▶ **Problem**
Work out how many lines of the data hold the string "элементы", and reply with that number alone.

▶ **Data supplied**

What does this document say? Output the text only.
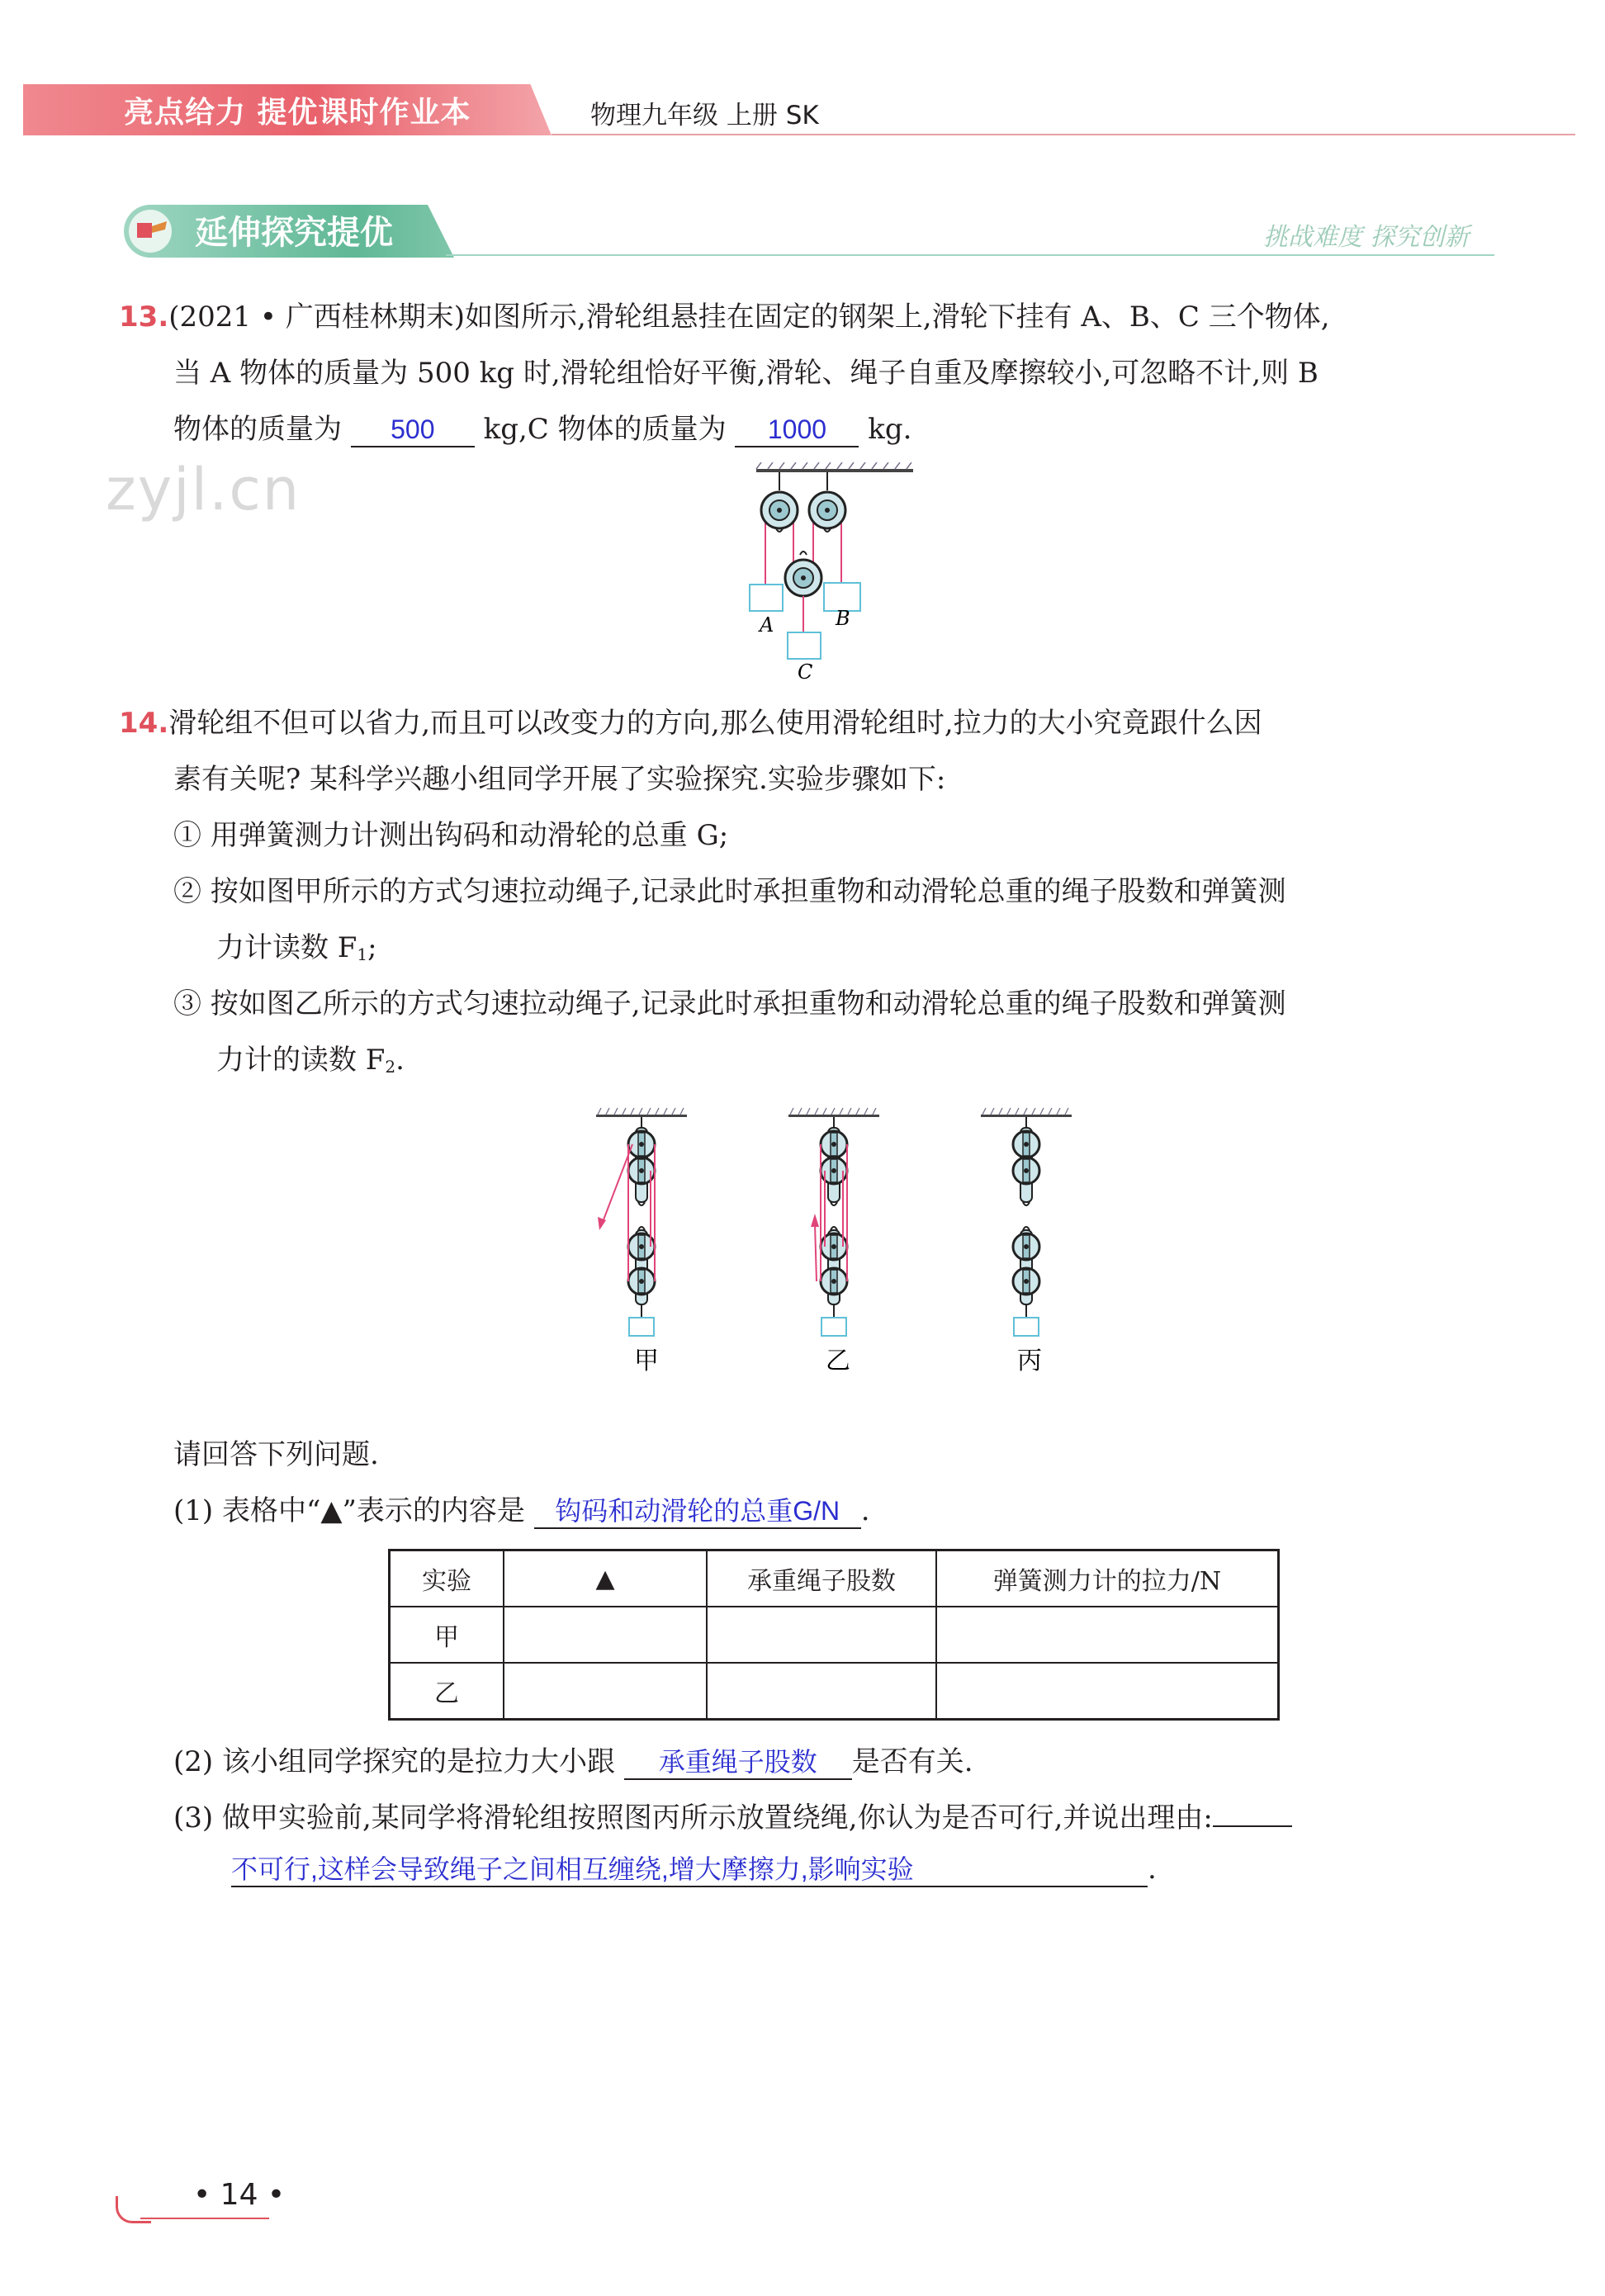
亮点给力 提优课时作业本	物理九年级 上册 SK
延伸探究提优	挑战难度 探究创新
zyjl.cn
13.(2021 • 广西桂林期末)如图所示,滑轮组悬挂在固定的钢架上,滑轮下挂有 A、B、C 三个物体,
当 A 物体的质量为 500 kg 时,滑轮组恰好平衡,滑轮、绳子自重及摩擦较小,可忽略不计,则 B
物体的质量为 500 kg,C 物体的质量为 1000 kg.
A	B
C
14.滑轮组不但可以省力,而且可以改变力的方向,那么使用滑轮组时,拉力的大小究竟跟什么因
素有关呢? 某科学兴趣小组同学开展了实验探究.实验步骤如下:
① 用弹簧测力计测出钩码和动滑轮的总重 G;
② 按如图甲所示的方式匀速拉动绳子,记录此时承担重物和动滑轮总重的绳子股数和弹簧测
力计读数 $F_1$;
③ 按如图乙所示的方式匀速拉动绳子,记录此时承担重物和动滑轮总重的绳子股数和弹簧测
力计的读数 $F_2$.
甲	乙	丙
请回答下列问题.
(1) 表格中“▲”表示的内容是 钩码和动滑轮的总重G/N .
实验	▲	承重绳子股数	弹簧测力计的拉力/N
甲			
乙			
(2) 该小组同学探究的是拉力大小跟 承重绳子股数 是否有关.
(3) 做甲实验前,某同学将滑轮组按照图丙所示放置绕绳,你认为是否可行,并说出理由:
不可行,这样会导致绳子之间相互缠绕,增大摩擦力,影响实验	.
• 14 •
...
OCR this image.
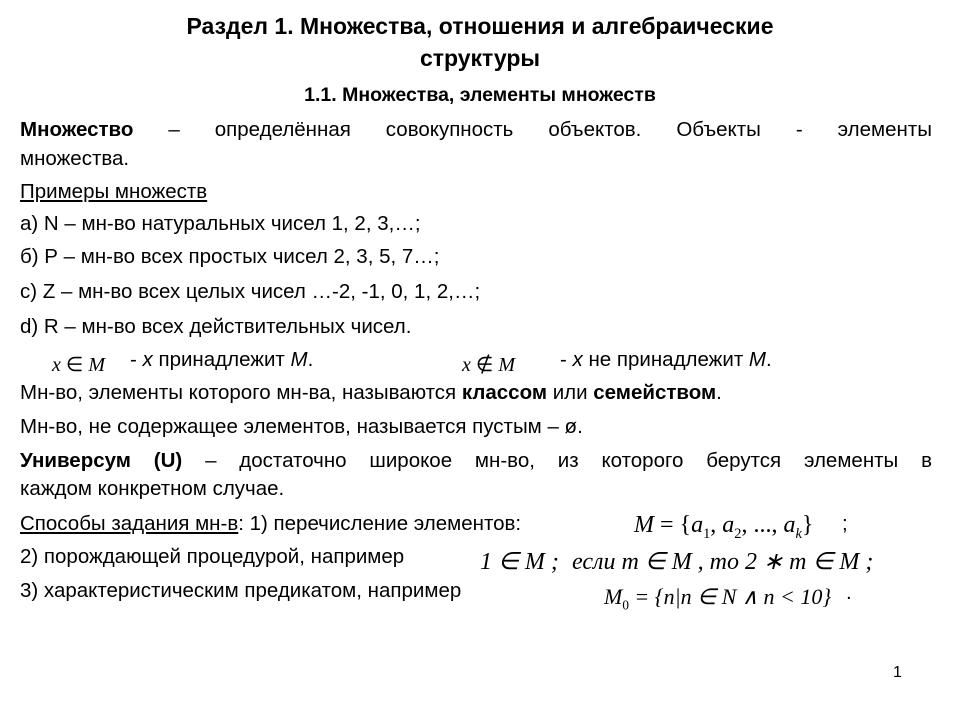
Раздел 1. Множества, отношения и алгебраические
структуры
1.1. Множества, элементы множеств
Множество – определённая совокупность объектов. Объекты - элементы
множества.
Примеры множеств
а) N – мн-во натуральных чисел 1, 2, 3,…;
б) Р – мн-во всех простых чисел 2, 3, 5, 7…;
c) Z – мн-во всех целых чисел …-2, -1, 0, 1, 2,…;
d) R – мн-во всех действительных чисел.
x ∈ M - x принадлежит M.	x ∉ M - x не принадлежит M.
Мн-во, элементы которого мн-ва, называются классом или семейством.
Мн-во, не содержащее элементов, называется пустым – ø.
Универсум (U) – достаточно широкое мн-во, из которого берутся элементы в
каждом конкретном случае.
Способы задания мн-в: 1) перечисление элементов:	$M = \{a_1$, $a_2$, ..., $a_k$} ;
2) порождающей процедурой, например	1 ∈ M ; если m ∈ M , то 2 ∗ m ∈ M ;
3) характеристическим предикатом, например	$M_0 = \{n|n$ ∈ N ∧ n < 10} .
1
==
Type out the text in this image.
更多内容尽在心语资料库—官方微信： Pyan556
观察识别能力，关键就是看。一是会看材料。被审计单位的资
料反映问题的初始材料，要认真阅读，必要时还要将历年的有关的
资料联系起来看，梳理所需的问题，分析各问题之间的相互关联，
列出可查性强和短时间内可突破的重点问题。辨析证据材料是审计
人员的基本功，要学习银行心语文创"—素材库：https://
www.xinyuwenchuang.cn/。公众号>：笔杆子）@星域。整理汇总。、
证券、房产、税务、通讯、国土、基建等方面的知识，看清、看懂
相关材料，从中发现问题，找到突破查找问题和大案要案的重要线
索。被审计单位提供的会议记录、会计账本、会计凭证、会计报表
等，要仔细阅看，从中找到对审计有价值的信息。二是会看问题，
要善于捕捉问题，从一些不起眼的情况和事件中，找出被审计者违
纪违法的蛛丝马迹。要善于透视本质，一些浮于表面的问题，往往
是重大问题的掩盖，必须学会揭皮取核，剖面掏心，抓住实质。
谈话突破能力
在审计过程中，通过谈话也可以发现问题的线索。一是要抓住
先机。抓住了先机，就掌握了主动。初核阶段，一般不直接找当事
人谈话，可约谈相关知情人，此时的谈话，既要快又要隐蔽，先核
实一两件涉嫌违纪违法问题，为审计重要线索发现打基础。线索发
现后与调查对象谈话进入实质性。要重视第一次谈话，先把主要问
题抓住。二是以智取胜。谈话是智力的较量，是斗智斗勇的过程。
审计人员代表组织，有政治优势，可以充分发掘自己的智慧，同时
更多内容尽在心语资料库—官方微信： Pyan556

▶ **Written solution**
4